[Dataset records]

──────────────────────────────

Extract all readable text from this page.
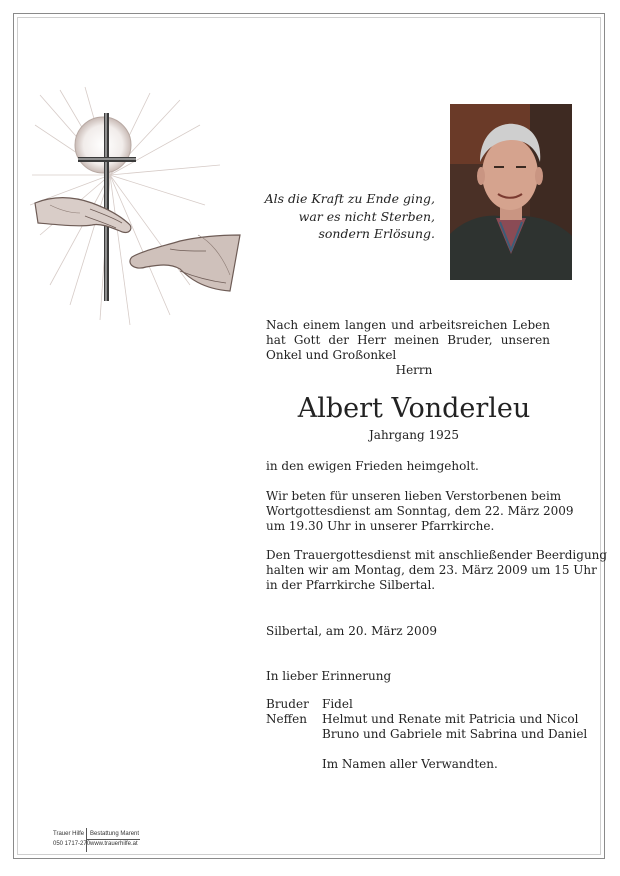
Als die Kraft zu Ende ging,
war es nicht Sterben,
sondern Erlösung.
Nach einem langen und arbeitsreichen Leben hat Gott der Herr meinen Bruder, unseren Onkel und Großonkel
Herrn
Albert Vonderleu
Jahrgang 1925
in den ewigen Frieden heimgeholt.
Wir beten für unseren lieben Verstorbenen beim
Wortgottesdienst am Sonntag, dem 22. März 2009
um 19.30 Uhr in unserer Pfarrkirche.
Den Trauergottesdienst mit anschließender Beerdigung
halten wir am Montag, dem 23. März 2009 um 15 Uhr
in der Pfarrkirche Silbertal.
Silbertal, am 20. März 2009
In lieber Erinnerung
Bruder Fidel
Neffen Helmut und Renate mit Patricia und Nicol
Bruno und Gabriele mit Sabrina und Daniel
Im Namen aller Verwandten.
Trauer Hilfe
050 1717-270
Bestattung Marent
www.trauerhilfe.at
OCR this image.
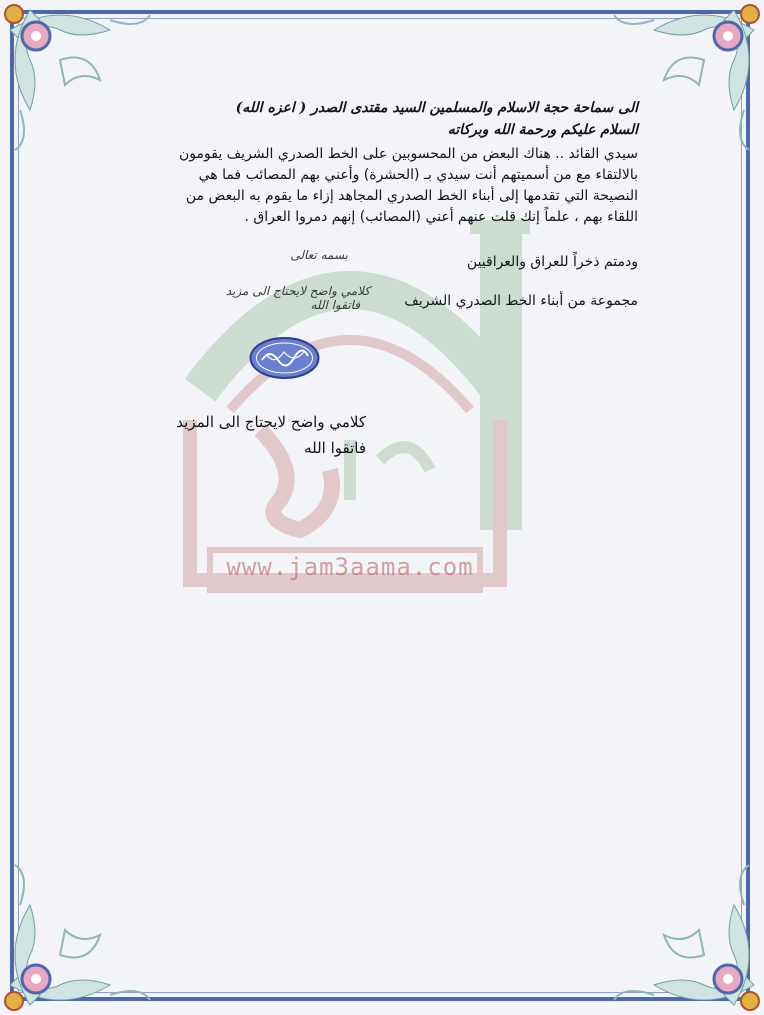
www.jam3aama.com
الى سماحة حجة الاسلام والمسلمين السيد مقتدى الصدر ( اعزه الله)
السلام عليكم ورحمة الله وبركاته
سيدي القائد .. هناك البعض من المحسوبين على الخط الصدري الشريف يقومون
بالالتقاء مع من أسميتهم أنت سيدي بـ (الحشرة) وأعني بهم المصائب فما هي
النصيحة التي تقدمها إلى أبناء الخط الصدري المجاهد إزاء ما يقوم به البعض من
اللقاء بهم ، علماً إنك قلت عنهم أعني (المصائب) إنهم دمروا العراق .
ودمتم ذخراً للعراق والعراقيين
مجموعة من أبناء الخط الصدري الشريف
بسمه تعالى
كلامي واضح لايحتاج الى مزيد
فاتقوا الله
كلامي واضح لايحتاج الى المزيد
فاتقوا الله
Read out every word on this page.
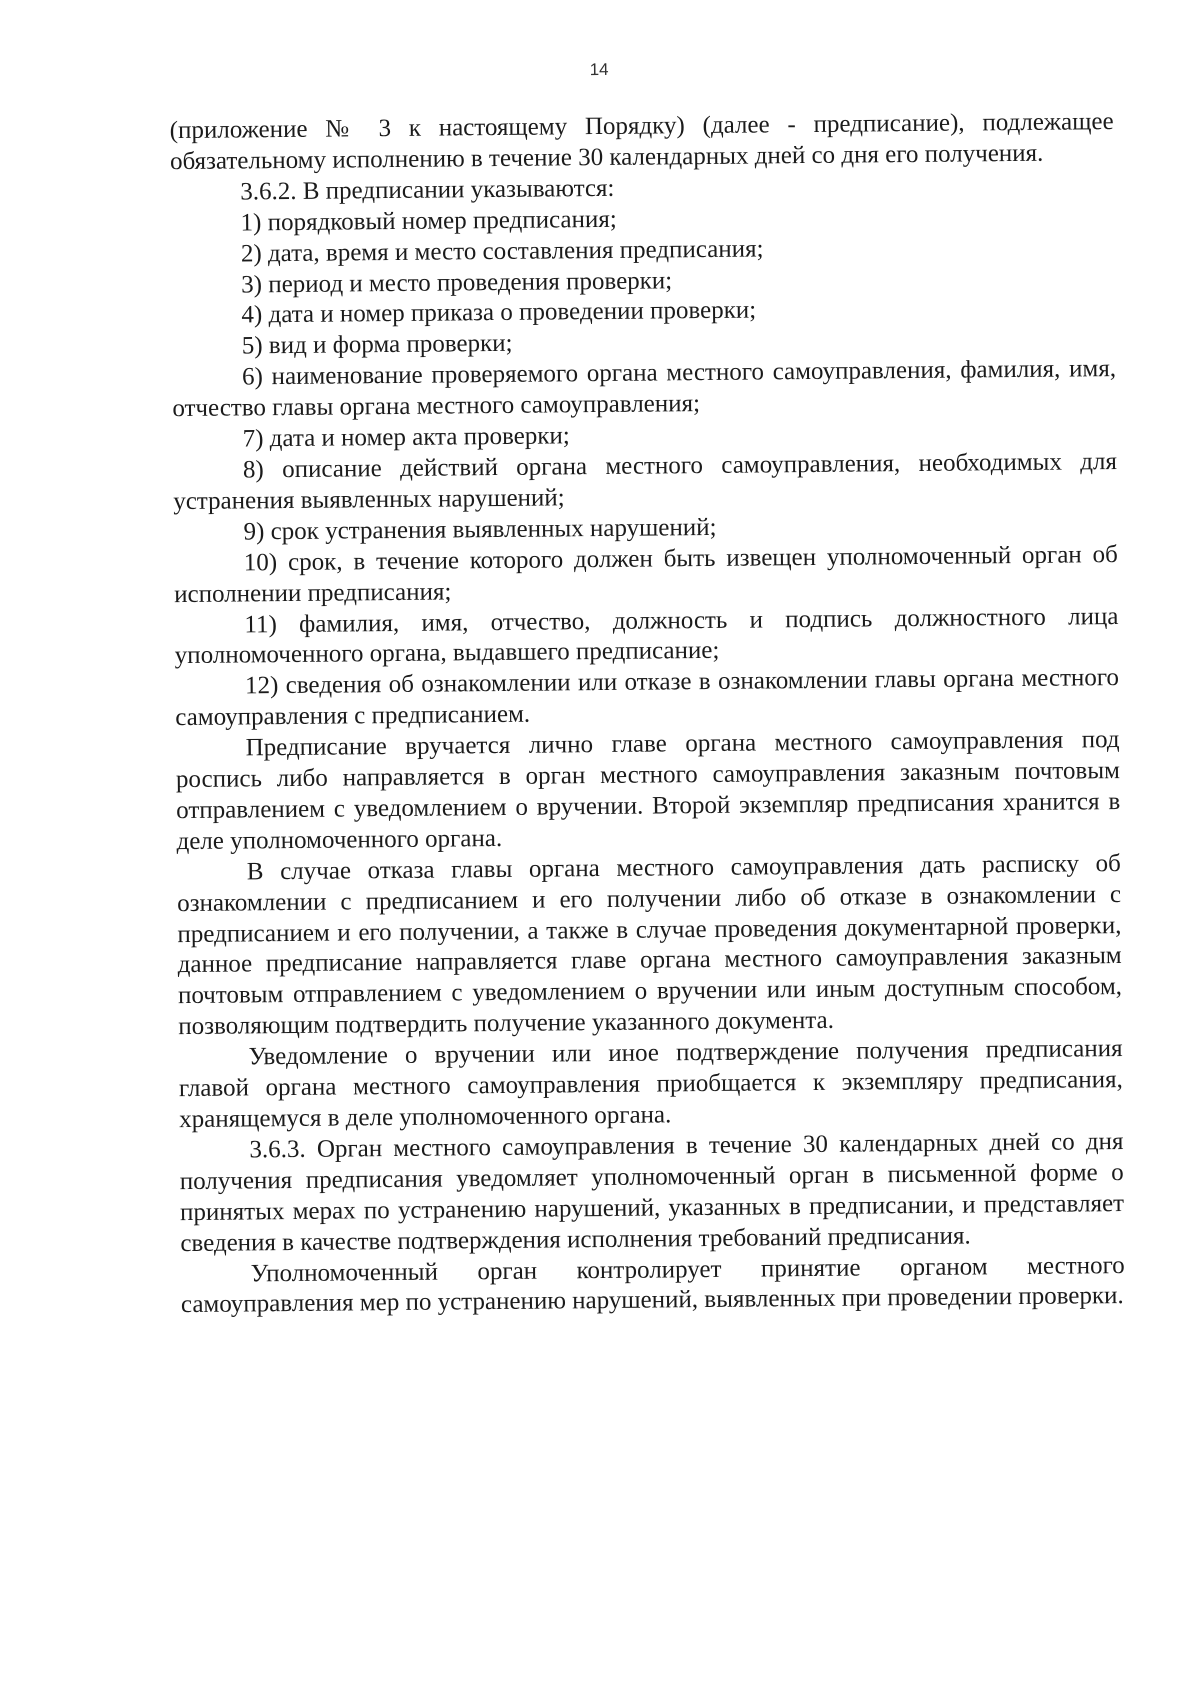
14

(приложение № 3 к настоящему Порядку) (далее - предписание), подлежащее обязательному исполнению в течение 30 календарных дней со дня его получения.

3.6.2. В предписании указываются:

1) порядковый номер предписания;

2) дата, время и место составления предписания;

3) период и место проведения проверки;

4) дата и номер приказа о проведении проверки;

5) вид и форма проверки;

6) наименование проверяемого органа местного самоуправления, фамилия, имя, отчество главы органа местного самоуправления;

7) дата и номер акта проверки;

8) описание действий органа местного самоуправления, необходимых для устранения выявленных нарушений;

9) срок устранения выявленных нарушений;

10) срок, в течение которого должен быть извещен уполномоченный орган об исполнении предписания;

11) фамилия, имя, отчество, должность и подпись должностного лица уполномоченного органа, выдавшего предписание;

12) сведения об ознакомлении или отказе в ознакомлении главы органа местного самоуправления с предписанием.

Предписание вручается лично главе органа местного самоуправления под роспись либо направляется в орган местного самоуправления заказным почтовым отправлением с уведомлением о вручении. Второй экземпляр предписания хранится в деле уполномоченного органа.

В случае отказа главы органа местного самоуправления дать расписку об ознакомлении с предписанием и его получении либо об отказе в ознакомлении с предписанием и его получении, а также в случае проведения документарной проверки, данное предписание направляется главе органа местного самоуправления заказным почтовым отправлением с уведомлением о вручении или иным доступным способом, позволяющим подтвердить получение указанного документа.

Уведомление о вручении или иное подтверждение получения предписания главой органа местного самоуправления приобщается к экземпляру предписания, хранящемуся в деле уполномоченного органа.

3.6.3. Орган местного самоуправления в течение 30 календарных дней со дня получения предписания уведомляет уполномоченный орган в письменной форме о принятых мерах по устранению нарушений, указанных в предписании, и представляет сведения в качестве подтверждения исполнения требований предписания.

Уполномоченный орган контролирует принятие органом местного самоуправления мер по устранению нарушений, выявленных при проведении проверки.
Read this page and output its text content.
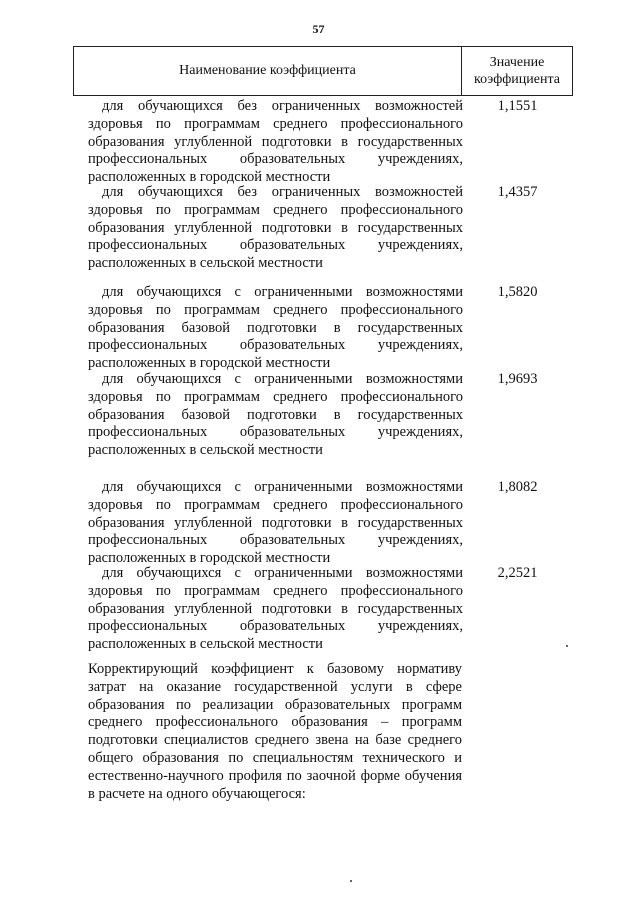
57
Наименование коэффициента
Значение коэффициента
для обучающихся без ограниченных возможностей здоровья по программам среднего профессионального образования углубленной подготовки в государственных профессиональных образовательных учреждениях, расположенных в городской местности
1,1551
для обучающихся без ограниченных возможностей здоровья по программам среднего профессионального образования углубленной подготовки в государственных профессиональных образовательных учреждениях, расположенных в сельской местности
1,4357
для обучающихся с ограниченными возможностями здоровья по программам среднего профессионального образования базовой подготовки в государственных профессиональных образовательных учреждениях, расположенных в городской местности
1,5820
для обучающихся с ограниченными возможностями здоровья по программам среднего профессионального образования базовой подготовки в государственных профессиональных образовательных учреждениях, расположенных в сельской местности
1,9693
для обучающихся с ограниченными возможностями здоровья по программам среднего профессионального образования углубленной подготовки в государственных профессиональных образовательных учреждениях, расположенных в городской местности
1,8082
для обучающихся с ограниченными возможностями здоровья по программам среднего профессионального образования углубленной подготовки в государственных профессиональных образовательных учреждениях, расположенных в сельской местности
2,2521
Корректирующий коэффициент к базовому нормативу затрат на оказание государственной услуги в сфере образования по реализации образовательных программ среднего профессионального образования – программ подготовки специалистов среднего звена на базе среднего общего образования по специальностям технического и естественно-научного профиля по заочной форме обучения в расчете на одного обучающегося:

──────────────────────────────

### Exercise description
Set down the material exactly, every line of it, except for the pictures.

### Result
Extract all readable text from this page.
Als die Kraft zu Ende ging,
war es nicht Sterben,
sondern Erlösung.
Nach einem langen und arbeitsreichen Leben hat Gott der Herr meinen Bruder, unseren Onkel und Großonkel
Herrn
Albert Vonderleu
Jahrgang 1925
in den ewigen Frieden heimgeholt.
Wir beten für unseren lieben Verstorbenen beim
Wortgottesdienst am Sonntag, dem 22. März 2009
um 19.30 Uhr in unserer Pfarrkirche.
Den Trauergottesdienst mit anschließender Beerdigung
halten wir am Montag, dem 23. März 2009 um 15 Uhr
in der Pfarrkirche Silbertal.
Silbertal, am 20. März 2009
In lieber Erinnerung
Bruder Fidel
Neffen Helmut und Renate mit Patricia und Nicol
Bruno und Gabriele mit Sabrina und Daniel
Im Namen aller Verwandten.
Trauer Hilfe
050 1717-270
Bestattung Marent
www.trauerhilfe.at
OCR this image.
www.jam3aama.com
الى سماحة حجة الاسلام والمسلمين السيد مقتدى الصدر ( اعزه الله)
السلام عليكم ورحمة الله وبركاته
سيدي القائد .. هناك البعض من المحسوبين على الخط الصدري الشريف يقومون
بالالتقاء مع من أسميتهم أنت سيدي بـ (الحشرة) وأعني بهم المصائب فما هي
النصيحة التي تقدمها إلى أبناء الخط الصدري المجاهد إزاء ما يقوم به البعض من
اللقاء بهم ، علماً إنك قلت عنهم أعني (المصائب) إنهم دمروا العراق .
ودمتم ذخراً للعراق والعراقيين
مجموعة من أبناء الخط الصدري الشريف
بسمه تعالى
كلامي واضح لايحتاج الى مزيد
فاتقوا الله
كلامي واضح لايحتاج الى المزيد
فاتقوا الله
Read out every word on this page.
14

(приложение № 3 к настоящему Порядку) (далее - предписание), подлежащее обязательному исполнению в течение 30 календарных дней со дня его получения.

3.6.2. В предписании указываются:

1) порядковый номер предписания;

2) дата, время и место составления предписания;

3) период и место проведения проверки;

4) дата и номер приказа о проведении проверки;

5) вид и форма проверки;

6) наименование проверяемого органа местного самоуправления, фамилия, имя, отчество главы органа местного самоуправления;

7) дата и номер акта проверки;

8) описание действий органа местного самоуправления, необходимых для устранения выявленных нарушений;

9) срок устранения выявленных нарушений;

10) срок, в течение которого должен быть извещен уполномоченный орган об исполнении предписания;

11) фамилия, имя, отчество, должность и подпись должностного лица уполномоченного органа, выдавшего предписание;

12) сведения об ознакомлении или отказе в ознакомлении главы органа местного самоуправления с предписанием.

Предписание вручается лично главе органа местного самоуправления под роспись либо направляется в орган местного самоуправления заказным почтовым отправлением с уведомлением о вручении. Второй экземпляр предписания хранится в деле уполномоченного органа.

В случае отказа главы органа местного самоуправления дать расписку об ознакомлении с предписанием и его получении либо об отказе в ознакомлении с предписанием и его получении, а также в случае проведения документарной проверки, данное предписание направляется главе органа местного самоуправления заказным почтовым отправлением с уведомлением о вручении или иным доступным способом, позволяющим подтвердить получение указанного документа.

Уведомление о вручении или иное подтверждение получения предписания главой органа местного самоуправления приобщается к экземпляру предписания, хранящемуся в деле уполномоченного органа.

3.6.3. Орган местного самоуправления в течение 30 календарных дней со дня получения предписания уведомляет уполномоченный орган в письменной форме о принятых мерах по устранению нарушений, указанных в предписании, и представляет сведения в качестве подтверждения исполнения требований предписания.

Уполномоченный орган контролирует принятие органом местного самоуправления мер по устранению нарушений, выявленных при проведении проверки.
Read this page and output its text content.
57
Наименование коэффициента
Значение коэффициента
для обучающихся без ограниченных возможностей здоровья по программам среднего профессионального образования углубленной подготовки в государственных профессиональных образовательных учреждениях, расположенных в городской местности
1,1551
для обучающихся без ограниченных возможностей здоровья по программам среднего профессионального образования углубленной подготовки в государственных профессиональных образовательных учреждениях, расположенных в сельской местности
1,4357
для обучающихся с ограниченными возможностями здоровья по программам среднего профессионального образования базовой подготовки в государственных профессиональных образовательных учреждениях, расположенных в городской местности
1,5820
для обучающихся с ограниченными возможностями здоровья по программам среднего профессионального образования базовой подготовки в государственных профессиональных образовательных учреждениях, расположенных в сельской местности
1,9693
для обучающихся с ограниченными возможностями здоровья по программам среднего профессионального образования углубленной подготовки в государственных профессиональных образовательных учреждениях, расположенных в городской местности
1,8082
для обучающихся с ограниченными возможностями здоровья по программам среднего профессионального образования углубленной подготовки в государственных профессиональных образовательных учреждениях, расположенных в сельской местности
2,2521
Корректирующий коэффициент к базовому нормативу затрат на оказание государственной услуги в сфере образования по реализации образовательных программ среднего профессионального образования – программ подготовки специалистов среднего звена на базе среднего общего образования по специальностям технического и естественно-научного профиля по заочной форме обучения в расчете на одного обучающегося:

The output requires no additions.